■ **Required work**
Could you transcribe the material below exactly, without leaving out a single line?

■ **Dataset content**
------------

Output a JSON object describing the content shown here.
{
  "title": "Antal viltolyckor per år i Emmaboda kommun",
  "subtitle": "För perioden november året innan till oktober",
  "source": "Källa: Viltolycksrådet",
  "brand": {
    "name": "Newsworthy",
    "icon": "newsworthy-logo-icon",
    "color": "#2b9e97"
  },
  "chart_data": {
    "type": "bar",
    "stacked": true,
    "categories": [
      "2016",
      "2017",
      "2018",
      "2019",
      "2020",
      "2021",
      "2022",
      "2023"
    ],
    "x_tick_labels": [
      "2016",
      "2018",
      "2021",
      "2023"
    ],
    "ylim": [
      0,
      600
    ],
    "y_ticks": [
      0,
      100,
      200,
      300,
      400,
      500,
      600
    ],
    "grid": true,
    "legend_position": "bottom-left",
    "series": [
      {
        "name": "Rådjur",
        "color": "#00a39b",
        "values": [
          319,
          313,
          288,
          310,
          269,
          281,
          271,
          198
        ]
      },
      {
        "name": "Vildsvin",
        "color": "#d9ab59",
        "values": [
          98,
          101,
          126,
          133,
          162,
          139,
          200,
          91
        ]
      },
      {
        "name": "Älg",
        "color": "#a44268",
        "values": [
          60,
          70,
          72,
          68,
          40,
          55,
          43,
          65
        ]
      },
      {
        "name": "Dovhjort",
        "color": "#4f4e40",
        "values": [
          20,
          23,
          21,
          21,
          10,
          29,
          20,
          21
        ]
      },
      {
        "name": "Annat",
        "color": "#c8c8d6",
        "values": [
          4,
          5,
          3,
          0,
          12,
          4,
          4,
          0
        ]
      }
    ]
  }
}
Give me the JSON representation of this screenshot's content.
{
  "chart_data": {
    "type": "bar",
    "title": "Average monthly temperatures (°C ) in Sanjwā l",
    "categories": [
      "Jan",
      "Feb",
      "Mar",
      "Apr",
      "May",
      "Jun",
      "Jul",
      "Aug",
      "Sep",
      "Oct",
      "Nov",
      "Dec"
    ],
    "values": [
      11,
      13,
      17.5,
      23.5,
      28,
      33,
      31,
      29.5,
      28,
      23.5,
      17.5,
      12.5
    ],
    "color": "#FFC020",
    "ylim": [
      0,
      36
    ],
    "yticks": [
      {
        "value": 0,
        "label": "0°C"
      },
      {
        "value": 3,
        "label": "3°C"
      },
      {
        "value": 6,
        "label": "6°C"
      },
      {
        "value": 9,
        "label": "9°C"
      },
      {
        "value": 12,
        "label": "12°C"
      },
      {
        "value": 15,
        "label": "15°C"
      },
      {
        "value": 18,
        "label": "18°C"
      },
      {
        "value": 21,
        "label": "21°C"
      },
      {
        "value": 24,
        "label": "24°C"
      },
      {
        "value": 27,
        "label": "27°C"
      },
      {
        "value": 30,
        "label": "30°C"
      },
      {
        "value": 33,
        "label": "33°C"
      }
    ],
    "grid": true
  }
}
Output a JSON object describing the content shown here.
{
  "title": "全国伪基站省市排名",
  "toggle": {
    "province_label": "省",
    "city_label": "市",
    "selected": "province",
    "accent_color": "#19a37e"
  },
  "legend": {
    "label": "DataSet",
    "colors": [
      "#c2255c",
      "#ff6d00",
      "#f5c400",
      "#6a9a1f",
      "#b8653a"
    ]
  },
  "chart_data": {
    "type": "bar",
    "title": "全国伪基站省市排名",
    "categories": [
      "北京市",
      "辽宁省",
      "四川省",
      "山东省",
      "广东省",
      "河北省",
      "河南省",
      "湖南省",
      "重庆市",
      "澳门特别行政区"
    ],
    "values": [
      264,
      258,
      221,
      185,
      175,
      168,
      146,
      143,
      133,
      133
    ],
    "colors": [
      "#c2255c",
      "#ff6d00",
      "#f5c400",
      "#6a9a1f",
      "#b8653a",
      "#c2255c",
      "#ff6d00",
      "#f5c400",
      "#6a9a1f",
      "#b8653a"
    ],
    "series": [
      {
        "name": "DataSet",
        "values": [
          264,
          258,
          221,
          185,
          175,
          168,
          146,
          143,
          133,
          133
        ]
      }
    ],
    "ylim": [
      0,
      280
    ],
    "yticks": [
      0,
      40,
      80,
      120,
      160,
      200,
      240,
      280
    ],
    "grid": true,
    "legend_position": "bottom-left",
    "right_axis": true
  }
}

------------

■ **Exercise output**
Output a JSON object describing the content shown here.
{
  "title": "Antal viltolyckor per år i Emmaboda kommun",
  "subtitle": "För perioden november året innan till oktober",
  "source": "Källa: Viltolycksrådet",
  "brand": {
    "name": "Newsworthy",
    "icon": "newsworthy-logo-icon",
    "color": "#2b9e97"
  },
  "chart_data": {
    "type": "bar",
    "stacked": true,
    "categories": [
      "2016",
      "2017",
      "2018",
      "2019",
      "2020",
      "2021",
      "2022",
      "2023"
    ],
    "x_tick_labels": [
      "2016",
      "2018",
      "2021",
      "2023"
    ],
    "ylim": [
      0,
      600
    ],
    "y_ticks": [
      0,
      100,
      200,
      300,
      400,
      500,
      600
    ],
    "grid": true,
    "legend_position": "bottom-left",
    "series": [
      {
        "name": "Rådjur",
        "color": "#00a39b",
        "values": [
          319,
          313,
          288,
          310,
          269,
          281,
          271,
          198
        ]
      },
      {
        "name": "Vildsvin",
        "color": "#d9ab59",
        "values": [
          98,
          101,
          126,
          133,
          162,
          139,
          200,
          91
        ]
      },
      {
        "name": "Älg",
        "color": "#a44268",
        "values": [
          60,
          70,
          72,
          68,
          40,
          55,
          43,
          65
        ]
      },
      {
        "name": "Dovhjort",
        "color": "#4f4e40",
        "values": [
          20,
          23,
          21,
          21,
          10,
          29,
          20,
          21
        ]
      },
      {
        "name": "Annat",
        "color": "#c8c8d6",
        "values": [
          4,
          5,
          3,
          0,
          12,
          4,
          4,
          0
        ]
      }
    ]
  }
}
Give me the JSON representation of this screenshot's content.
{
  "chart_data": {
    "type": "bar",
    "title": "Average monthly temperatures (°C ) in Sanjwā l",
    "categories": [
      "Jan",
      "Feb",
      "Mar",
      "Apr",
      "May",
      "Jun",
      "Jul",
      "Aug",
      "Sep",
      "Oct",
      "Nov",
      "Dec"
    ],
    "values": [
      11,
      13,
      17.5,
      23.5,
      28,
      33,
      31,
      29.5,
      28,
      23.5,
      17.5,
      12.5
    ],
    "color": "#FFC020",
    "ylim": [
      0,
      36
    ],
    "yticks": [
      {
        "value": 0,
        "label": "0°C"
      },
      {
        "value": 3,
        "label": "3°C"
      },
      {
        "value": 6,
        "label": "6°C"
      },
      {
        "value": 9,
        "label": "9°C"
      },
      {
        "value": 12,
        "label": "12°C"
      },
      {
        "value": 15,
        "label": "15°C"
      },
      {
        "value": 18,
        "label": "18°C"
      },
      {
        "value": 21,
        "label": "21°C"
      },
      {
        "value": 24,
        "label": "24°C"
      },
      {
        "value": 27,
        "label": "27°C"
      },
      {
        "value": 30,
        "label": "30°C"
      },
      {
        "value": 33,
        "label": "33°C"
      }
    ],
    "grid": true
  }
}
Output a JSON object describing the content shown here.
{
  "title": "全国伪基站省市排名",
  "toggle": {
    "province_label": "省",
    "city_label": "市",
    "selected": "province",
    "accent_color": "#19a37e"
  },
  "legend": {
    "label": "DataSet",
    "colors": [
      "#c2255c",
      "#ff6d00",
      "#f5c400",
      "#6a9a1f",
      "#b8653a"
    ]
  },
  "chart_data": {
    "type": "bar",
    "title": "全国伪基站省市排名",
    "categories": [
      "北京市",
      "辽宁省",
      "四川省",
      "山东省",
      "广东省",
      "河北省",
      "河南省",
      "湖南省",
      "重庆市",
      "澳门特别行政区"
    ],
    "values": [
      264,
      258,
      221,
      185,
      175,
      168,
      146,
      143,
      133,
      133
    ],
    "colors": [
      "#c2255c",
      "#ff6d00",
      "#f5c400",
      "#6a9a1f",
      "#b8653a",
      "#c2255c",
      "#ff6d00",
      "#f5c400",
      "#6a9a1f",
      "#b8653a"
    ],
    "series": [
      {
        "name": "DataSet",
        "values": [
          264,
          258,
          221,
          185,
          175,
          168,
          146,
          143,
          133,
          133
        ]
      }
    ],
    "ylim": [
      0,
      280
    ],
    "yticks": [
      0,
      40,
      80,
      120,
      160,
      200,
      240,
      280
    ],
    "grid": true,
    "legend_position": "bottom-left",
    "right_axis": true
  }
}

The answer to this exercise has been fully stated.